AUFGABE 1
Prüfe anhand des Textes über Regenwasser in Städten, ob die Aussagen (a), (b) und (c) zutreffen. Antworte jeweils mit Ja oder Nein und belege die Antwort mit den entscheidenden Worten des Textes als wörtliches Zitat.
(a) Die neu angelegte Retentionsfläche in Berlin-Grünau ist 6.000 qm groß.
(b) Ein Retentionsgebiet muss an der Grundstücksgrenze enden.
(c) Die Freiburger Bächle werden mit Regenwasser von den Dächern gespeist.

AUSGANGSTEXT
┏━━

Wo die Siedlungsdichte größer ist, werden aus Mulden befestigte Wasserbecken. In Berlin-Grünau [3] beträgt die neu angelegte Retentionsfläche 6.000 qm. Sie nimmt das Niederschlagswasser der umliegenden Häuser auf. Die Festlegung, welche Ausdehnung ein Retentionsgebiet hat, muss nicht an der Grundstücksgrenze enden. Wo möglich, kann es ganze Quartiere umfassen.
Für die beliebte, fahrradaffine Bergmannstraße in Berlin wurde die Idee kreiert, den Bordstein zugunsten einer Entwässerungsrinne einzuebnen, die die begleitenden Grünstreifen und Baumscheiben mit Niederschlagswasser versorgt.
Hört sich verwegen an, hat aber sein Vorbild im Mittelalter. Die Altstadt von Freiburg ist heute noch von bis zu 75 cm breiten offenen Kanälen und Rinnen entlang der Gassen durchzogen. Der Gebrauch der "Freiburger Bächle" als Viehtränke oder für Löschwasser dürfte heute nicht mehr aktuell sein, aber im Zeitalter steigender Temperaturen ist jeder Beitrag zur Kühlung durch Verdunstung willkommen. An breiteren Stellen ist Abkühlung auch durch Planschen möglich. Ein Fluss spendet das Wasser für die Bächle.

┗━━

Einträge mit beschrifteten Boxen
┏━━

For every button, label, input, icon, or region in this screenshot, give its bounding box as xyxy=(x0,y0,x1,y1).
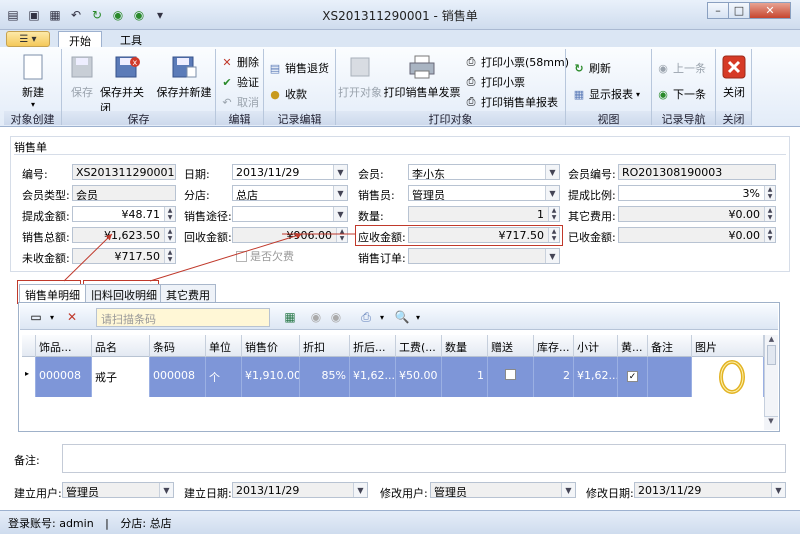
status-store: 分店: 总店 xyxy=(120,517,172,530)
row-indicator-header xyxy=(22,335,36,357)
col-header[interactable]: 条码 xyxy=(150,335,206,357)
created-date-field[interactable]: 2013/11/29 ▼ xyxy=(232,482,368,498)
status-account: 登录账号: admin xyxy=(8,517,94,530)
col-header[interactable]: 赠送 xyxy=(488,335,534,357)
arrow-left-icon[interactable]: ◉ xyxy=(308,309,324,325)
cell-after-discount[interactable]: ¥1,62... xyxy=(350,357,396,397)
col-header[interactable]: 小计 xyxy=(574,335,618,357)
col-header[interactable]: 工费(... xyxy=(396,335,442,357)
cell-unit[interactable]: 个 xyxy=(206,357,242,397)
cell-name[interactable]: 戒子 xyxy=(92,357,150,397)
note-input[interactable] xyxy=(62,444,786,473)
tab-recycle-detail[interactable]: 旧料回收明细 xyxy=(85,284,163,302)
cell-barcode[interactable]: 000008 xyxy=(150,357,206,397)
cell-image[interactable] xyxy=(692,357,764,397)
col-header[interactable]: 图片 xyxy=(692,335,764,357)
created-date-label: 建立日期: xyxy=(184,487,232,500)
modified-date-field[interactable]: 2013/11/29 ▼ xyxy=(634,482,786,498)
modified-by-label: 修改用户: xyxy=(380,487,428,500)
gift-checkbox[interactable] xyxy=(505,369,516,380)
col-header[interactable]: 库存... xyxy=(534,335,574,357)
cell-gold[interactable]: ✓ xyxy=(618,357,648,397)
chevron-down-icon[interactable]: ▼ xyxy=(561,483,575,497)
cell-discount[interactable]: 85% xyxy=(300,357,350,397)
cell-qty[interactable]: 1 xyxy=(442,357,488,397)
col-header[interactable]: 折扣 xyxy=(300,335,350,357)
gold-checkbox[interactable]: ✓ xyxy=(627,371,638,382)
chevron-down-icon[interactable]: ▼ xyxy=(353,483,367,497)
row-selector-icon[interactable]: ▸ xyxy=(22,357,36,397)
print-icon[interactable]: ⎙ xyxy=(358,309,374,325)
col-header[interactable]: 品名 xyxy=(92,335,150,357)
col-header[interactable]: 饰品... xyxy=(36,335,92,357)
chevron-down-icon[interactable]: ▾ xyxy=(44,309,60,325)
created-by-label: 建立用户: xyxy=(14,487,62,500)
scroll-thumb[interactable] xyxy=(767,345,776,365)
grid-scrollbar[interactable]: ▲ xyxy=(764,335,778,429)
col-header[interactable]: 黄... xyxy=(618,335,648,357)
cell-code[interactable]: 000008 xyxy=(36,357,92,397)
cell-stock[interactable]: 2 xyxy=(534,357,574,397)
col-header[interactable]: 数量 xyxy=(442,335,488,357)
cell-subtotal[interactable]: ¥1,62... xyxy=(574,357,618,397)
col-header[interactable]: 销售价 xyxy=(242,335,300,357)
delete-icon[interactable]: ✕ xyxy=(64,309,80,325)
modified-date-label: 修改日期: xyxy=(586,487,634,500)
cell-gift[interactable] xyxy=(488,357,534,397)
scroll-up-icon[interactable]: ▲ xyxy=(765,335,778,343)
tab-other-fees[interactable]: 其它费用 xyxy=(160,284,216,302)
col-header[interactable]: 单位 xyxy=(206,335,242,357)
status-separator: | xyxy=(105,517,109,530)
scroll-down-icon[interactable]: ▼ xyxy=(764,416,778,430)
grid-icon[interactable]: ▦ xyxy=(282,309,298,325)
chevron-down-icon[interactable]: ▾ xyxy=(374,309,390,325)
preview-icon[interactable]: 🔍 xyxy=(394,309,410,325)
new-doc-icon[interactable]: ▭ xyxy=(28,309,44,325)
chevron-down-icon[interactable]: ▼ xyxy=(159,483,173,497)
cell-price[interactable]: ¥1,910.00 xyxy=(242,357,300,397)
note-label: 备注: xyxy=(14,454,40,467)
barcode-scan-input[interactable]: 请扫描条码 xyxy=(96,308,270,327)
cell-labor[interactable]: ¥50.00 xyxy=(396,357,442,397)
chevron-down-icon[interactable]: ▼ xyxy=(771,483,785,497)
status-bar: 登录账号: admin | 分店: 总店 xyxy=(0,510,800,534)
ring-image xyxy=(719,360,745,394)
col-header[interactable]: 备注 xyxy=(648,335,692,357)
cell-remark[interactable] xyxy=(648,357,692,397)
grid-header: 饰品... 品名 条码 单位 销售价 折扣 折后... 工费(... 数量 赠送… xyxy=(22,335,764,357)
created-by-field[interactable]: 管理员 ▼ xyxy=(62,482,174,498)
chevron-down-icon[interactable]: ▾ xyxy=(410,309,426,325)
tab-sales-detail[interactable]: 销售单明细 xyxy=(19,284,86,302)
arrow-right-icon[interactable]: ◉ xyxy=(328,309,344,325)
col-header[interactable]: 折后... xyxy=(350,335,396,357)
table-row[interactable]: ▸ 000008 戒子 000008 个 ¥1,910.00 85% ¥1,62… xyxy=(22,357,764,397)
modified-by-field[interactable]: 管理员 ▼ xyxy=(430,482,576,498)
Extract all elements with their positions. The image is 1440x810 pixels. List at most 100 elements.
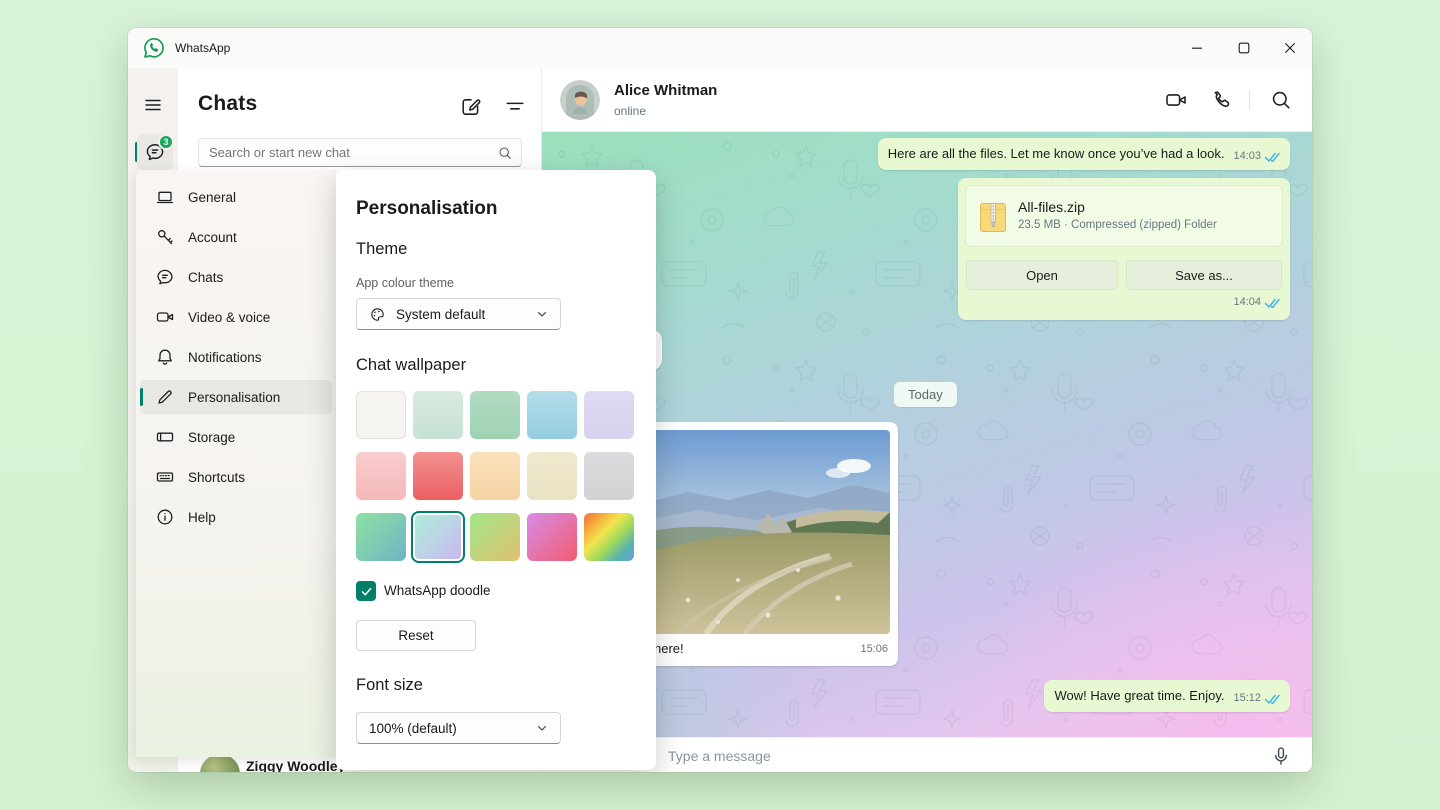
search-icon[interactable] xyxy=(497,145,513,161)
wallpaper-swatch[interactable] xyxy=(470,391,520,439)
settings-item-help[interactable]: Help xyxy=(140,500,332,534)
message-outgoing[interactable]: Here are all the files. Let me know once… xyxy=(878,138,1290,170)
contact-status: online xyxy=(614,104,646,118)
settings-item-label: Personalisation xyxy=(188,390,280,405)
wallpaper-swatch[interactable] xyxy=(584,513,634,561)
wallpaper-swatch[interactable] xyxy=(356,452,406,500)
filter-icon[interactable] xyxy=(503,95,527,119)
settings-item-label: Help xyxy=(188,510,216,525)
font-size-dropdown[interactable]: 100% (default) xyxy=(356,712,561,744)
settings-item-label: Chats xyxy=(188,270,223,285)
chat-bubble-icon xyxy=(155,267,175,287)
settings-item-label: Notifications xyxy=(188,350,262,365)
title-bar: WhatsApp xyxy=(128,28,1312,68)
search-input[interactable] xyxy=(209,145,497,160)
file-info-box[interactable]: All-files.zip 23.5 MB · Compressed (zipp… xyxy=(965,185,1283,247)
settings-item-chats[interactable]: Chats xyxy=(140,260,332,294)
wallpaper-swatch-selected[interactable] xyxy=(413,513,463,561)
message-time: 14:03 xyxy=(1233,150,1261,162)
wallpaper-swatch[interactable] xyxy=(584,391,634,439)
save-as-button[interactable]: Save as... xyxy=(1126,260,1282,290)
wallpaper-swatch[interactable] xyxy=(356,391,406,439)
check-icon xyxy=(360,585,373,598)
chats-title: Chats xyxy=(198,92,257,116)
microphone-icon[interactable] xyxy=(1270,745,1292,767)
wallpaper-swatch[interactable] xyxy=(413,391,463,439)
message-time: 14:04 xyxy=(1233,296,1261,308)
new-chat-icon[interactable] xyxy=(459,95,483,119)
settings-item-shortcuts[interactable]: Shortcuts xyxy=(140,460,332,494)
chevron-down-icon xyxy=(536,722,548,734)
bell-icon xyxy=(155,347,175,367)
voice-call-icon[interactable] xyxy=(1209,88,1233,112)
wallpaper-swatch[interactable] xyxy=(470,513,520,561)
laptop-icon xyxy=(155,187,175,207)
message-outgoing[interactable]: Wow! Have great time. Enjoy. 15:12 xyxy=(1044,680,1290,712)
theme-heading: Theme xyxy=(356,240,407,259)
message-photo-incoming[interactable]: here! 15:06 xyxy=(640,422,898,666)
close-button[interactable] xyxy=(1275,36,1305,60)
settings-nav: General Account Chats Video & voice Noti… xyxy=(136,170,336,757)
wallpaper-swatch[interactable] xyxy=(356,513,406,561)
divider xyxy=(1249,90,1250,110)
key-icon xyxy=(155,227,175,247)
settings-item-notifications[interactable]: Notifications xyxy=(140,340,332,374)
whatsapp-logo-icon xyxy=(142,36,166,60)
message-input[interactable] xyxy=(668,738,1228,772)
settings-item-video-voice[interactable]: Video & voice xyxy=(140,300,332,334)
zip-file-icon xyxy=(979,200,1007,234)
chat-name: Ziggy Woodley xyxy=(246,758,345,772)
date-divider: Today xyxy=(894,382,957,407)
wallpaper-swatch[interactable] xyxy=(527,513,577,561)
window-title: WhatsApp xyxy=(175,41,230,55)
whatsapp-doodle-label: WhatsApp doodle xyxy=(384,583,491,598)
maximize-button[interactable] xyxy=(1229,36,1259,60)
read-receipt-icon xyxy=(1264,297,1280,308)
video-call-icon[interactable] xyxy=(1164,88,1188,112)
photo-attachment[interactable] xyxy=(648,430,890,634)
contact-name: Alice Whitman xyxy=(614,82,717,99)
settings-item-personalisation[interactable]: Personalisation xyxy=(140,380,332,414)
storage-icon xyxy=(155,427,175,447)
wallpaper-swatch[interactable] xyxy=(470,452,520,500)
settings-item-general[interactable]: General xyxy=(140,180,332,214)
settings-item-account[interactable]: Account xyxy=(140,220,332,254)
settings-item-label: General xyxy=(188,190,236,205)
file-name: All-files.zip xyxy=(1018,199,1085,215)
pen-icon xyxy=(155,387,175,407)
reset-button[interactable]: Reset xyxy=(356,620,476,651)
minimize-button[interactable] xyxy=(1182,36,1212,60)
search-box xyxy=(198,138,522,167)
read-receipt-icon xyxy=(1264,693,1280,704)
conversation-area: Alice Whitman online Here are all the fi… xyxy=(542,68,1312,772)
font-size-value: 100% (default) xyxy=(369,721,457,736)
wallpaper-swatch[interactable] xyxy=(413,452,463,500)
message-file-outgoing[interactable]: All-files.zip 23.5 MB · Compressed (zipp… xyxy=(958,178,1290,320)
whatsapp-window: WhatsApp 3 Chats xyxy=(128,28,1312,772)
settings-item-label: Shortcuts xyxy=(188,470,245,485)
contact-avatar[interactable] xyxy=(560,80,600,120)
wallpaper-swatch[interactable] xyxy=(527,452,577,500)
video-icon xyxy=(155,307,175,327)
settings-item-label: Video & voice xyxy=(188,310,270,325)
whatsapp-doodle-checkbox[interactable] xyxy=(356,581,376,601)
mountain-photo xyxy=(648,430,890,634)
personalisation-panel: Personalisation Theme App colour theme S… xyxy=(336,170,656,770)
message-text: Here are all the files. Let me know once… xyxy=(888,145,1225,163)
unread-badge: 3 xyxy=(158,134,174,150)
wallpaper-swatch[interactable] xyxy=(527,391,577,439)
message-time: 15:06 xyxy=(860,643,888,655)
font-size-heading: Font size xyxy=(356,676,423,695)
chat-wallpaper-heading: Chat wallpaper xyxy=(356,356,466,375)
menu-icon[interactable] xyxy=(143,95,163,115)
settings-item-storage[interactable]: Storage xyxy=(140,420,332,454)
message-text: Wow! Have great time. Enjoy. xyxy=(1054,687,1224,705)
open-file-button[interactable]: Open xyxy=(966,260,1118,290)
message-time: 15:12 xyxy=(1233,692,1261,704)
settings-item-label: Storage xyxy=(188,430,235,445)
search-chat-icon[interactable] xyxy=(1269,88,1293,112)
chevron-down-icon xyxy=(536,308,548,320)
wallpaper-swatch[interactable] xyxy=(584,452,634,500)
theme-dropdown[interactable]: System default xyxy=(356,298,561,330)
app-colour-theme-label: App colour theme xyxy=(356,276,454,290)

┗━━

AUFGABE 2
Schreibe aus der Auflistung die Zeilen wortgetreu ab, beginnend mit der Zeile, die "search-icon[interactable] xyxy=(497,145,513,161)" enthält, und endend mit der Zeile, die "microphone-icon[interactable] xyxy=(1270,745,1292,767)" enthält.

RICHTIGE LÖSUNG 1
(a) Ja: „beträgt die neu angelegte Retentionsfläche 6.000 qm“
(b) Nein: „muss nicht an der Grundstücksgrenze enden“
(c) Nein: „Ein Fluss spendet das Wasser für die Bächle.“

RICHTIGE LÖSUNG 2
search-icon[interactable] xyxy=(497,145,513,161)
wallpaper-swatch[interactable] xyxy=(470,391,520,439)
settings-item-help[interactable]: Help xyxy=(140,500,332,534)
message-outgoing[interactable]: Here are all the files. Let me know once… xyxy=(878,138,1290,170)
contact-status: online xyxy=(614,104,646,118)
settings-item-label: Personalisation xyxy=(188,390,280,405)
wallpaper-swatch[interactable] xyxy=(584,513,634,561)
wallpaper-swatch[interactable] xyxy=(356,452,406,500)
filter-icon[interactable] xyxy=(503,95,527,119)
settings-item-label: Help xyxy=(188,510,216,525)
font-size-dropdown[interactable]: 100% (default) xyxy=(356,712,561,744)
settings-item-label: Chats xyxy=(188,270,223,285)
chat-bubble-icon xyxy=(155,267,175,287)
settings-item-label: Notifications xyxy=(188,350,262,365)
title-bar: WhatsApp xyxy=(128,28,1312,68)
search-input[interactable] xyxy=(209,145,497,160)
file-info-box[interactable]: All-files.zip 23.5 MB · Compressed (zipp… xyxy=(965,185,1283,247)
settings-item-chats[interactable]: Chats xyxy=(140,260,332,294)
wallpaper-swatch-selected[interactable] xyxy=(413,513,463,561)
message-time: 14:03 xyxy=(1233,150,1261,162)
wallpaper-swatch[interactable] xyxy=(584,391,634,439)
save-as-button[interactable]: Save as... xyxy=(1126,260,1282,290)
wallpaper-swatch[interactable] xyxy=(356,391,406,439)
check-icon xyxy=(360,585,373,598)
chats-title: Chats xyxy=(198,92,257,116)
microphone-icon[interactable] xyxy=(1270,745,1292,767)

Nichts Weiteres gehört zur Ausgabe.